### Exercise aim
All lines of the listing that contain "toujours" should be shown in full.

### Information shown
________

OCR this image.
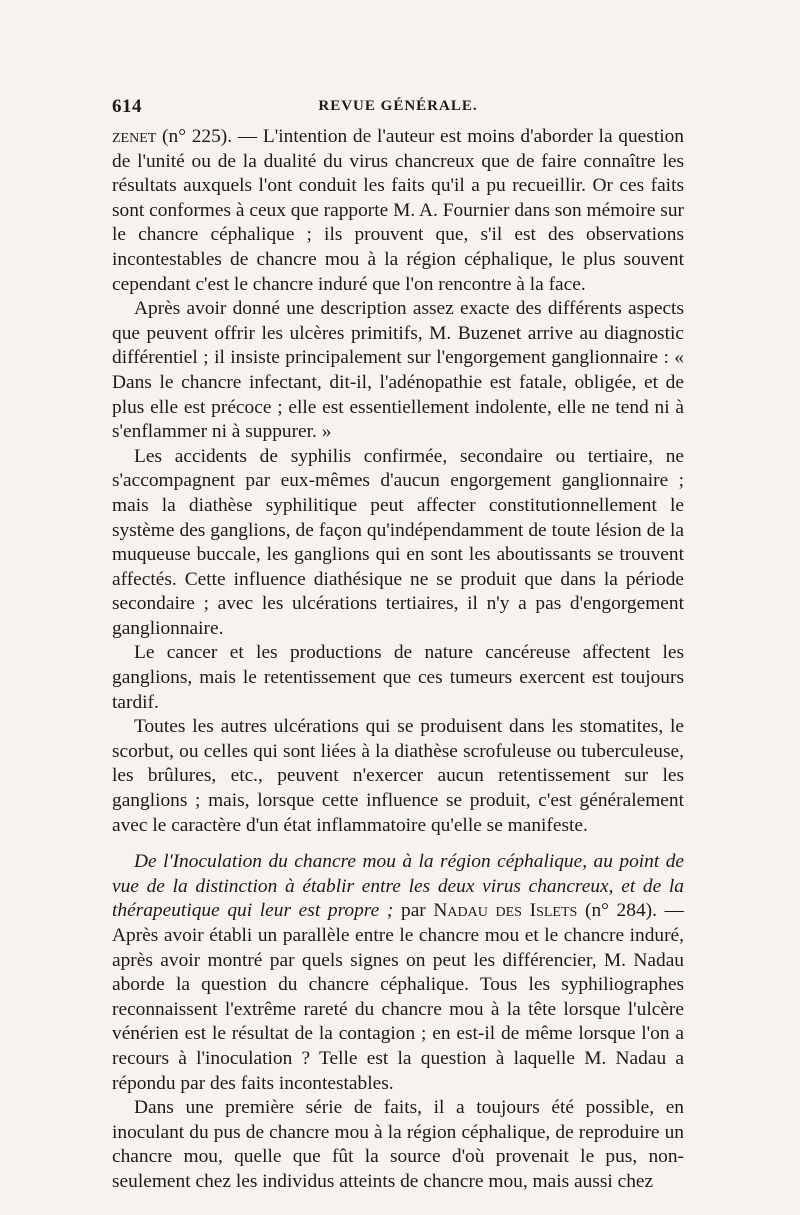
614	REVUE GÉNÉRALE.

zenet (n° 225). — L'intention de l'auteur est moins d'aborder la question de l'unité ou de la dualité du virus chancreux que de faire connaître les résultats auxquels l'ont conduit les faits qu'il a pu recueillir. Or ces faits sont conformes à ceux que rapporte M. A. Fournier dans son mémoire sur le chancre céphalique ; ils prouvent que, s'il est des observations incontestables de chancre mou à la région céphalique, le plus souvent cependant c'est le chancre induré que l'on rencontre à la face.

Après avoir donné une description assez exacte des différents aspects que peuvent offrir les ulcères primitifs, M. Buzenet arrive au diagnostic différentiel ; il insiste principalement sur l'engorgement ganglionnaire : « Dans le chancre infectant, dit-il, l'adénopathie est fatale, obligée, et de plus elle est précoce ; elle est essentiellement indolente, elle ne tend ni à s'enflammer ni à suppurer. »

Les accidents de syphilis confirmée, secondaire ou tertiaire, ne s'accompagnent par eux-mêmes d'aucun engorgement ganglionnaire ; mais la diathèse syphilitique peut affecter constitutionnellement le système des ganglions, de façon qu'indépendamment de toute lésion de la muqueuse buccale, les ganglions qui en sont les aboutissants se trouvent affectés. Cette influence diathésique ne se produit que dans la période secondaire ; avec les ulcérations tertiaires, il n'y a pas d'engorgement ganglionnaire.

Le cancer et les productions de nature cancéreuse affectent les ganglions, mais le retentissement que ces tumeurs exercent est toujours tardif.

Toutes les autres ulcérations qui se produisent dans les stomatites, le scorbut, ou celles qui sont liées à la diathèse scrofuleuse ou tuberculeuse, les brûlures, etc., peuvent n'exercer aucun retentissement sur les ganglions ; mais, lorsque cette influence se produit, c'est généralement avec le caractère d'un état inflammatoire qu'elle se manifeste.

De l'Inoculation du chancre mou à la région céphalique, au point de vue de la distinction à établir entre les deux virus chancreux, et de la thérapeutique qui leur est propre ; par Nadau des Islets (n° 284). — Après avoir établi un parallèle entre le chancre mou et le chancre induré, après avoir montré par quels signes on peut les différencier, M. Nadau aborde la question du chancre céphalique. Tous les syphiliographes reconnaissent l'extrême rareté du chancre mou à la tête lorsque l'ulcère vénérien est le résultat de la contagion ; en est-il de même lorsque l'on a recours à l'inoculation ? Telle est la question à laquelle M. Nadau a répondu par des faits incontestables.

Dans une première série de faits, il a toujours été possible, en inoculant du pus de chancre mou à la région céphalique, de reproduire un chancre mou, quelle que fût la source d'où provenait le pus, non-seulement chez les individus atteints de chancre mou, mais aussi chez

________

### Answer to this exercise
Le cancer et les productions de nature cancéreuse affectent les ganglions, mais le retentissement que ces tumeurs exercent est toujours tardif.
Dans une première série de faits, il a toujours été possible, en inoculant du pus de chancre mou à la région céphalique, de reproduire un chancre mou, quelle que fût la source d'où provenait le pus, non-seulement chez les individus atteints de chancre mou, mais aussi chez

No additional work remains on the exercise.